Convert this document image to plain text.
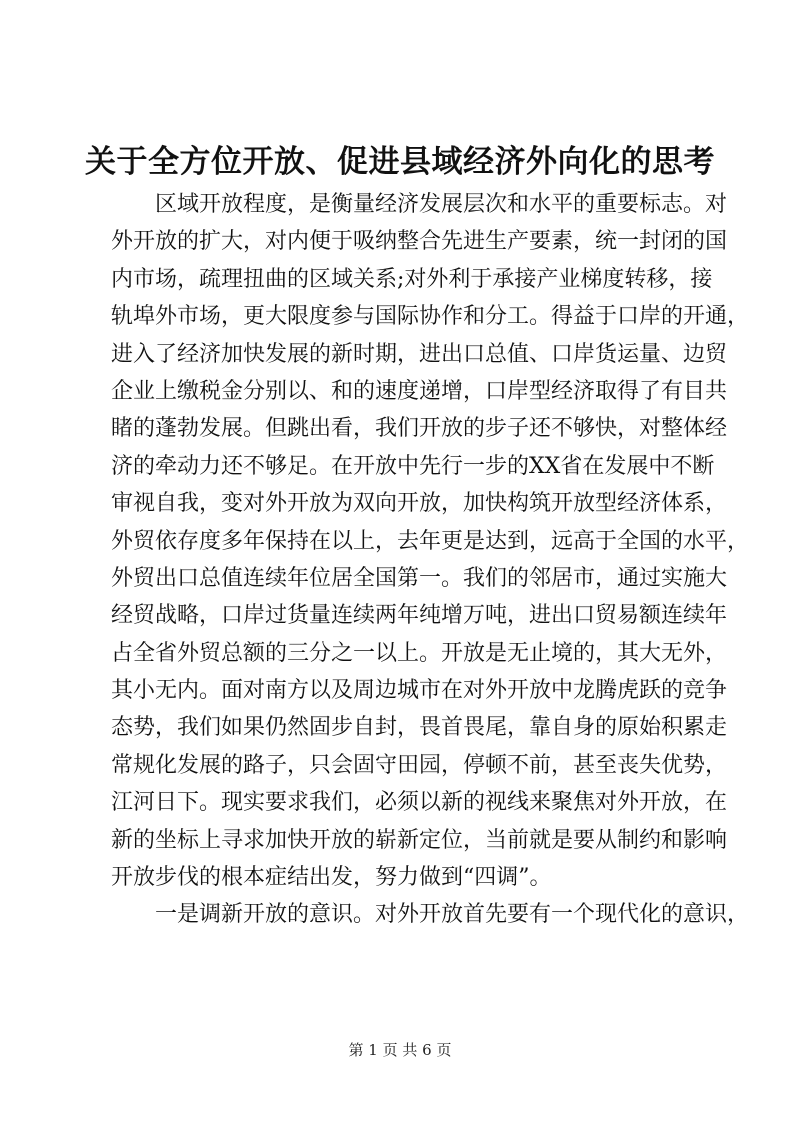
关于全方位开放、促进县域经济外向化的思考
区域开放程度，是衡量经济发展层次和水平的重要标志。对
外开放的扩大，对内便于吸纳整合先进生产要素，统一封闭的国
内市场，疏理扭曲的区域关系;对外利于承接产业梯度转移，接
轨埠外市场，更大限度参与国际协作和分工。得益于口岸的开通，
进入了经济加快发展的新时期，进出口总值、口岸货运量、边贸
企业上缴税金分别以、和的速度递增，口岸型经济取得了有目共
睹的蓬勃发展。但跳出看，我们开放的步子还不够快，对整体经
济的牵动力还不够足。在开放中先行一步的XX省在发展中不断
审视自我，变对外开放为双向开放，加快构筑开放型经济体系，
外贸依存度多年保持在以上，去年更是达到，远高于全国的水平，
外贸出口总值连续年位居全国第一。我们的邻居市，通过实施大
经贸战略，口岸过货量连续两年纯增万吨，进出口贸易额连续年
占全省外贸总额的三分之一以上。开放是无止境的，其大无外，
其小无内。面对南方以及周边城市在对外开放中龙腾虎跃的竞争
态势，我们如果仍然固步自封，畏首畏尾，靠自身的原始积累走
常规化发展的路子，只会固守田园，停顿不前，甚至丧失优势，
江河日下。现实要求我们，必须以新的视线来聚焦对外开放，在
新的坐标上寻求加快开放的崭新定位，当前就是要从制约和影响
开放步伐的根本症结出发，努力做到“四调”。
一是调新开放的意识。对外开放首先要有一个现代化的意识，
第 1 页 共 6 页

____

JOB
Every record is to be reproduced exactly, with no pictures included.

RESPONSE TO THIS TASK
Convert this document image to plain text.
关于全方位开放、促进县域经济外向化的思考
区域开放程度，是衡量经济发展层次和水平的重要标志。对
外开放的扩大，对内便于吸纳整合先进生产要素，统一封闭的国
内市场，疏理扭曲的区域关系;对外利于承接产业梯度转移，接
轨埠外市场，更大限度参与国际协作和分工。得益于口岸的开通，
进入了经济加快发展的新时期，进出口总值、口岸货运量、边贸
企业上缴税金分别以、和的速度递增，口岸型经济取得了有目共
睹的蓬勃发展。但跳出看，我们开放的步子还不够快，对整体经
济的牵动力还不够足。在开放中先行一步的XX省在发展中不断
审视自我，变对外开放为双向开放，加快构筑开放型经济体系，
外贸依存度多年保持在以上，去年更是达到，远高于全国的水平，
外贸出口总值连续年位居全国第一。我们的邻居市，通过实施大
经贸战略，口岸过货量连续两年纯增万吨，进出口贸易额连续年
占全省外贸总额的三分之一以上。开放是无止境的，其大无外，
其小无内。面对南方以及周边城市在对外开放中龙腾虎跃的竞争
态势，我们如果仍然固步自封，畏首畏尾，靠自身的原始积累走
常规化发展的路子，只会固守田园，停顿不前，甚至丧失优势，
江河日下。现实要求我们，必须以新的视线来聚焦对外开放，在
新的坐标上寻求加快开放的崭新定位，当前就是要从制约和影响
开放步伐的根本症结出发，努力做到“四调”。
一是调新开放的意识。对外开放首先要有一个现代化的意识，
第 1 页 共 6 页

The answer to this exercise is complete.